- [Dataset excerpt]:
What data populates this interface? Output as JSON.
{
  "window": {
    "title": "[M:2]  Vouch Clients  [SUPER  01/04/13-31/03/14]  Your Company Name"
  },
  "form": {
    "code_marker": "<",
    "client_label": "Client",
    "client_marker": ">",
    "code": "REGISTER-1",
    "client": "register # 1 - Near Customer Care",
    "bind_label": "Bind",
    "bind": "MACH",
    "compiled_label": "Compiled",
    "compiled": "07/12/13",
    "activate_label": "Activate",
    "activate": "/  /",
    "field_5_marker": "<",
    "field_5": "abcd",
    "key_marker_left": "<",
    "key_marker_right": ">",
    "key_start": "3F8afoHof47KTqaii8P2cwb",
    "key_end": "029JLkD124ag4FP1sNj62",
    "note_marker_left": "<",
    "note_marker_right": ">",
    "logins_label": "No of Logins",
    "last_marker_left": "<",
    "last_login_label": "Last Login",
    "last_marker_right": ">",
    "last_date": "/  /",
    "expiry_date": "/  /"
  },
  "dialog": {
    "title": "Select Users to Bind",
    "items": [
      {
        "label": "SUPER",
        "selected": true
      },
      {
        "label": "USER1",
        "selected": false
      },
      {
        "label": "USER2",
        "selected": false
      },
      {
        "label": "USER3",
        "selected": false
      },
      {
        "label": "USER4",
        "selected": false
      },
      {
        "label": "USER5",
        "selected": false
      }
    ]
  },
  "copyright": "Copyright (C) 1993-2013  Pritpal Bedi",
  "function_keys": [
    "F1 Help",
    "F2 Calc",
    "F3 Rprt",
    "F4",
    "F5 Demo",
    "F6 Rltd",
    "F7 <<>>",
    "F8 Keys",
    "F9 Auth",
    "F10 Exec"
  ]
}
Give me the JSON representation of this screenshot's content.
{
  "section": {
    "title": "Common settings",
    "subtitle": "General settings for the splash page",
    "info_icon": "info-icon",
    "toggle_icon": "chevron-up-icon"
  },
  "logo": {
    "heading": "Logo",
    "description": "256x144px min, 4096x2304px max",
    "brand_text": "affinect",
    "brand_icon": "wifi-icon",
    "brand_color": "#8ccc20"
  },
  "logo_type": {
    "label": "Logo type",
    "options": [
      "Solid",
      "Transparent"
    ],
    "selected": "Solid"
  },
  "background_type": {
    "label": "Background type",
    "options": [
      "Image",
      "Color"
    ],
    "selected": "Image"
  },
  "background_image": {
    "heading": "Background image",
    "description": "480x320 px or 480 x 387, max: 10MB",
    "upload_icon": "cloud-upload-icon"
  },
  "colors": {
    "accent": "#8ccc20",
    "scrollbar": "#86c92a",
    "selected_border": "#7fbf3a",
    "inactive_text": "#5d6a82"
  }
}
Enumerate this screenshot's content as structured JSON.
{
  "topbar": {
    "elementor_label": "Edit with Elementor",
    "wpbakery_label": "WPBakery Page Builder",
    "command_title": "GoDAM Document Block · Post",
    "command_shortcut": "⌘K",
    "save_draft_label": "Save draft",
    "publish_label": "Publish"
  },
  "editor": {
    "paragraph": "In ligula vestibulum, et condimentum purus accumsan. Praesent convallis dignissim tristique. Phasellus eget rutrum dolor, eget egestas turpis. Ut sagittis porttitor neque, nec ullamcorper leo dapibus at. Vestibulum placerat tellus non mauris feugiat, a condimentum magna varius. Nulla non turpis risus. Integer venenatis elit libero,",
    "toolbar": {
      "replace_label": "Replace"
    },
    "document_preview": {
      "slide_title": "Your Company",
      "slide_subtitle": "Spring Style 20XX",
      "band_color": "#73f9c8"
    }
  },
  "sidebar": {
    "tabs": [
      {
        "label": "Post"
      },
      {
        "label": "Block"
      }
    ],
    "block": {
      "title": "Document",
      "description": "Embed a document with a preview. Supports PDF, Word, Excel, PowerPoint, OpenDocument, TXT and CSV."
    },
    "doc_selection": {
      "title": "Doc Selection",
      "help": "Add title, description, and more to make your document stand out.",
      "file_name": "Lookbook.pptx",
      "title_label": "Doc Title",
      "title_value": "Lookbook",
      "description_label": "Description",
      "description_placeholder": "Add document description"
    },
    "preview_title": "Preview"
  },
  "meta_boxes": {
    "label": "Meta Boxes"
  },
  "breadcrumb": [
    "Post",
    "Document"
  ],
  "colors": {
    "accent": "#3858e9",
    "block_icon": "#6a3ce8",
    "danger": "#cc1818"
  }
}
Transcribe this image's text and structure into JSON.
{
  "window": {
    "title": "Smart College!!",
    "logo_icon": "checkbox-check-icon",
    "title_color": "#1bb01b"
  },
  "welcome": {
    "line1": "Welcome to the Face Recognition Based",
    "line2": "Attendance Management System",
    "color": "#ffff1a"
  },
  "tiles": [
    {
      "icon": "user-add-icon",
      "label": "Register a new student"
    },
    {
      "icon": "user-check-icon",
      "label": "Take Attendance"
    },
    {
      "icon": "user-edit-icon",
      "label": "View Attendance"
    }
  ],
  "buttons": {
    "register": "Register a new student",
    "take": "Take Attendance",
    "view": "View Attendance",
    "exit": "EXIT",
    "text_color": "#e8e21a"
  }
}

- [PROMPT]: Print every entry exactly as written.

- [RESULT FOR THIS TASK]:
What data populates this interface? Output as JSON.
{
  "window": {
    "title": "[M:2]  Vouch Clients  [SUPER  01/04/13-31/03/14]  Your Company Name"
  },
  "form": {
    "code_marker": "<",
    "client_label": "Client",
    "client_marker": ">",
    "code": "REGISTER-1",
    "client": "register # 1 - Near Customer Care",
    "bind_label": "Bind",
    "bind": "MACH",
    "compiled_label": "Compiled",
    "compiled": "07/12/13",
    "activate_label": "Activate",
    "activate": "/  /",
    "field_5_marker": "<",
    "field_5": "abcd",
    "key_marker_left": "<",
    "key_marker_right": ">",
    "key_start": "3F8afoHof47KTqaii8P2cwb",
    "key_end": "029JLkD124ag4FP1sNj62",
    "note_marker_left": "<",
    "note_marker_right": ">",
    "logins_label": "No of Logins",
    "last_marker_left": "<",
    "last_login_label": "Last Login",
    "last_marker_right": ">",
    "last_date": "/  /",
    "expiry_date": "/  /"
  },
  "dialog": {
    "title": "Select Users to Bind",
    "items": [
      {
        "label": "SUPER",
        "selected": true
      },
      {
        "label": "USER1",
        "selected": false
      },
      {
        "label": "USER2",
        "selected": false
      },
      {
        "label": "USER3",
        "selected": false
      },
      {
        "label": "USER4",
        "selected": false
      },
      {
        "label": "USER5",
        "selected": false
      }
    ]
  },
  "copyright": "Copyright (C) 1993-2013  Pritpal Bedi",
  "function_keys": [
    "F1 Help",
    "F2 Calc",
    "F3 Rprt",
    "F4",
    "F5 Demo",
    "F6 Rltd",
    "F7 <<>>",
    "F8 Keys",
    "F9 Auth",
    "F10 Exec"
  ]
}
Give me the JSON representation of this screenshot's content.
{
  "section": {
    "title": "Common settings",
    "subtitle": "General settings for the splash page",
    "info_icon": "info-icon",
    "toggle_icon": "chevron-up-icon"
  },
  "logo": {
    "heading": "Logo",
    "description": "256x144px min, 4096x2304px max",
    "brand_text": "affinect",
    "brand_icon": "wifi-icon",
    "brand_color": "#8ccc20"
  },
  "logo_type": {
    "label": "Logo type",
    "options": [
      "Solid",
      "Transparent"
    ],
    "selected": "Solid"
  },
  "background_type": {
    "label": "Background type",
    "options": [
      "Image",
      "Color"
    ],
    "selected": "Image"
  },
  "background_image": {
    "heading": "Background image",
    "description": "480x320 px or 480 x 387, max: 10MB",
    "upload_icon": "cloud-upload-icon"
  },
  "colors": {
    "accent": "#8ccc20",
    "scrollbar": "#86c92a",
    "selected_border": "#7fbf3a",
    "inactive_text": "#5d6a82"
  }
}
Enumerate this screenshot's content as structured JSON.
{
  "topbar": {
    "elementor_label": "Edit with Elementor",
    "wpbakery_label": "WPBakery Page Builder",
    "command_title": "GoDAM Document Block · Post",
    "command_shortcut": "⌘K",
    "save_draft_label": "Save draft",
    "publish_label": "Publish"
  },
  "editor": {
    "paragraph": "In ligula vestibulum, et condimentum purus accumsan. Praesent convallis dignissim tristique. Phasellus eget rutrum dolor, eget egestas turpis. Ut sagittis porttitor neque, nec ullamcorper leo dapibus at. Vestibulum placerat tellus non mauris feugiat, a condimentum magna varius. Nulla non turpis risus. Integer venenatis elit libero,",
    "toolbar": {
      "replace_label": "Replace"
    },
    "document_preview": {
      "slide_title": "Your Company",
      "slide_subtitle": "Spring Style 20XX",
      "band_color": "#73f9c8"
    }
  },
  "sidebar": {
    "tabs": [
      {
        "label": "Post"
      },
      {
        "label": "Block"
      }
    ],
    "block": {
      "title": "Document",
      "description": "Embed a document with a preview. Supports PDF, Word, Excel, PowerPoint, OpenDocument, TXT and CSV."
    },
    "doc_selection": {
      "title": "Doc Selection",
      "help": "Add title, description, and more to make your document stand out.",
      "file_name": "Lookbook.pptx",
      "title_label": "Doc Title",
      "title_value": "Lookbook",
      "description_label": "Description",
      "description_placeholder": "Add document description"
    },
    "preview_title": "Preview"
  },
  "meta_boxes": {
    "label": "Meta Boxes"
  },
  "breadcrumb": [
    "Post",
    "Document"
  ],
  "colors": {
    "accent": "#3858e9",
    "block_icon": "#6a3ce8",
    "danger": "#cc1818"
  }
}
Transcribe this image's text and structure into JSON.
{
  "window": {
    "title": "Smart College!!",
    "logo_icon": "checkbox-check-icon",
    "title_color": "#1bb01b"
  },
  "welcome": {
    "line1": "Welcome to the Face Recognition Based",
    "line2": "Attendance Management System",
    "color": "#ffff1a"
  },
  "tiles": [
    {
      "icon": "user-add-icon",
      "label": "Register a new student"
    },
    {
      "icon": "user-check-icon",
      "label": "Take Attendance"
    },
    {
      "icon": "user-edit-icon",
      "label": "View Attendance"
    }
  ],
  "buttons": {
    "register": "Register a new student",
    "take": "Take Attendance",
    "view": "View Attendance",
    "exit": "EXIT",
    "text_color": "#e8e21a"
  }
}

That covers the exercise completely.